▶ **Your objective**
Print, exactly and completely, every entry in the data.
##### Record set
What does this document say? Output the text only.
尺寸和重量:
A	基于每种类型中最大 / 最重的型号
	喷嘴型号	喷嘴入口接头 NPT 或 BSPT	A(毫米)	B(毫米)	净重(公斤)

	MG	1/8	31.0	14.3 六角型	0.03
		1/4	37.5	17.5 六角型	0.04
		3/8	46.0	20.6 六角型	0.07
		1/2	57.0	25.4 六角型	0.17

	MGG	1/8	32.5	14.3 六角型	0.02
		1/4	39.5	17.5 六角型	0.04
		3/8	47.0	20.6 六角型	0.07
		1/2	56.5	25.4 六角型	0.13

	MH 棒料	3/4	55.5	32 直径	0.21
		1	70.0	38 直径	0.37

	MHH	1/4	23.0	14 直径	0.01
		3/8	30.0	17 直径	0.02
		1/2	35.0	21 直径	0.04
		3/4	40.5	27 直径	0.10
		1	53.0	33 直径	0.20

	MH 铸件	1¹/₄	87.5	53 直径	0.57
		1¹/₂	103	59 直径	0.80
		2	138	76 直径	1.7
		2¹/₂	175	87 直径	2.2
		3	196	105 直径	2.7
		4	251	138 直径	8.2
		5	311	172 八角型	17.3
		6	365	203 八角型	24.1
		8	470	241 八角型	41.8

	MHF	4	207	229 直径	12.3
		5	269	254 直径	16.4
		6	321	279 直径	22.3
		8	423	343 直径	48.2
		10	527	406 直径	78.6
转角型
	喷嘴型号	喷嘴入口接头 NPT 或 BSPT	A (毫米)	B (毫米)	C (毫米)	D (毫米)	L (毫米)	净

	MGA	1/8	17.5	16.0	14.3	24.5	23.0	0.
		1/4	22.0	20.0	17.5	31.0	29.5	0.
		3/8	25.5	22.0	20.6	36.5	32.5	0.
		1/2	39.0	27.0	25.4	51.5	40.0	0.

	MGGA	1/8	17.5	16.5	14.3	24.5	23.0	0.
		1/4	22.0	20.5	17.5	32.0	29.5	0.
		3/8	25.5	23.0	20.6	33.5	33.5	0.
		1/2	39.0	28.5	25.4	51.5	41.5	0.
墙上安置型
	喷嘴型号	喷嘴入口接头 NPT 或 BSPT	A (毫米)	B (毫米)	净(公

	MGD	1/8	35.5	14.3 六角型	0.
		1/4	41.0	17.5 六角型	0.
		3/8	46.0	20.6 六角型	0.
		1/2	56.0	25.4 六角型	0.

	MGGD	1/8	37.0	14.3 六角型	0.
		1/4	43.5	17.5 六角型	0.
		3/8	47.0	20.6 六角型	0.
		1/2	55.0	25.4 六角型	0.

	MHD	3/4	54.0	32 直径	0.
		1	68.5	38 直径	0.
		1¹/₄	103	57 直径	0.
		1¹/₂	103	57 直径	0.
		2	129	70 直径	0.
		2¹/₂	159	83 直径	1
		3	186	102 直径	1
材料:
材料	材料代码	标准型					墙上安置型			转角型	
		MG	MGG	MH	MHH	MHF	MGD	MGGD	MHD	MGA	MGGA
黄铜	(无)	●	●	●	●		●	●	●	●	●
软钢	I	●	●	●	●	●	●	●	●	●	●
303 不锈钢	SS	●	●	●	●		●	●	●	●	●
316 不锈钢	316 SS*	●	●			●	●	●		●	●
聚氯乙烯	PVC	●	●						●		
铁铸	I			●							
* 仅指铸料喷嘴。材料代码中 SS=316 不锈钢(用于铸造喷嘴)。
##########
▶ **Solved problem**
What does this document say? Output the text only.
尺寸和重量:
A	基于每种类型中最大 / 最重的型号
	喷嘴型号	喷嘴入口接头 NPT 或 BSPT	A(毫米)	B(毫米)	净重(公斤)

	MG	1/8	31.0	14.3 六角型	0.03
		1/4	37.5	17.5 六角型	0.04
		3/8	46.0	20.6 六角型	0.07
		1/2	57.0	25.4 六角型	0.17

	MGG	1/8	32.5	14.3 六角型	0.02
		1/4	39.5	17.5 六角型	0.04
		3/8	47.0	20.6 六角型	0.07
		1/2	56.5	25.4 六角型	0.13

	MH 棒料	3/4	55.5	32 直径	0.21
		1	70.0	38 直径	0.37

	MHH	1/4	23.0	14 直径	0.01
		3/8	30.0	17 直径	0.02
		1/2	35.0	21 直径	0.04
		3/4	40.5	27 直径	0.10
		1	53.0	33 直径	0.20

	MH 铸件	1¹/₄	87.5	53 直径	0.57
		1¹/₂	103	59 直径	0.80
		2	138	76 直径	1.7
		2¹/₂	175	87 直径	2.2
		3	196	105 直径	2.7
		4	251	138 直径	8.2
		5	311	172 八角型	17.3
		6	365	203 八角型	24.1
		8	470	241 八角型	41.8

	MHF	4	207	229 直径	12.3
		5	269	254 直径	16.4
		6	321	279 直径	22.3
		8	423	343 直径	48.2
		10	527	406 直径	78.6
转角型
	喷嘴型号	喷嘴入口接头 NPT 或 BSPT	A (毫米)	B (毫米)	C (毫米)	D (毫米)	L (毫米)	净

	MGA	1/8	17.5	16.0	14.3	24.5	23.0	0.
		1/4	22.0	20.0	17.5	31.0	29.5	0.
		3/8	25.5	22.0	20.6	36.5	32.5	0.
		1/2	39.0	27.0	25.4	51.5	40.0	0.

	MGGA	1/8	17.5	16.5	14.3	24.5	23.0	0.
		1/4	22.0	20.5	17.5	32.0	29.5	0.
		3/8	25.5	23.0	20.6	33.5	33.5	0.
		1/2	39.0	28.5	25.4	51.5	41.5	0.
墙上安置型
	喷嘴型号	喷嘴入口接头 NPT 或 BSPT	A (毫米)	B (毫米)	净(公

	MGD	1/8	35.5	14.3 六角型	0.
		1/4	41.0	17.5 六角型	0.
		3/8	46.0	20.6 六角型	0.
		1/2	56.0	25.4 六角型	0.

	MGGD	1/8	37.0	14.3 六角型	0.
		1/4	43.5	17.5 六角型	0.
		3/8	47.0	20.6 六角型	0.
		1/2	55.0	25.4 六角型	0.

	MHD	3/4	54.0	32 直径	0.
		1	68.5	38 直径	0.
		1¹/₄	103	57 直径	0.
		1¹/₂	103	57 直径	0.
		2	129	70 直径	0.
		2¹/₂	159	83 直径	1
		3	186	102 直径	1
材料:
材料	材料代码	标准型					墙上安置型			转角型	
		MG	MGG	MH	MHH	MHF	MGD	MGGD	MHD	MGA	MGGA
黄铜	(无)	●	●	●	●		●	●	●	●	●
软钢	I	●	●	●	●	●	●	●	●	●	●
303 不锈钢	SS	●	●	●	●		●	●	●	●	●
316 不锈钢	316 SS*	●	●			●	●	●		●	●
聚氯乙烯	PVC	●	●						●		
铁铸	I			●							
* 仅指铸料喷嘴。材料代码中 SS=316 不锈钢(用于铸造喷嘴)。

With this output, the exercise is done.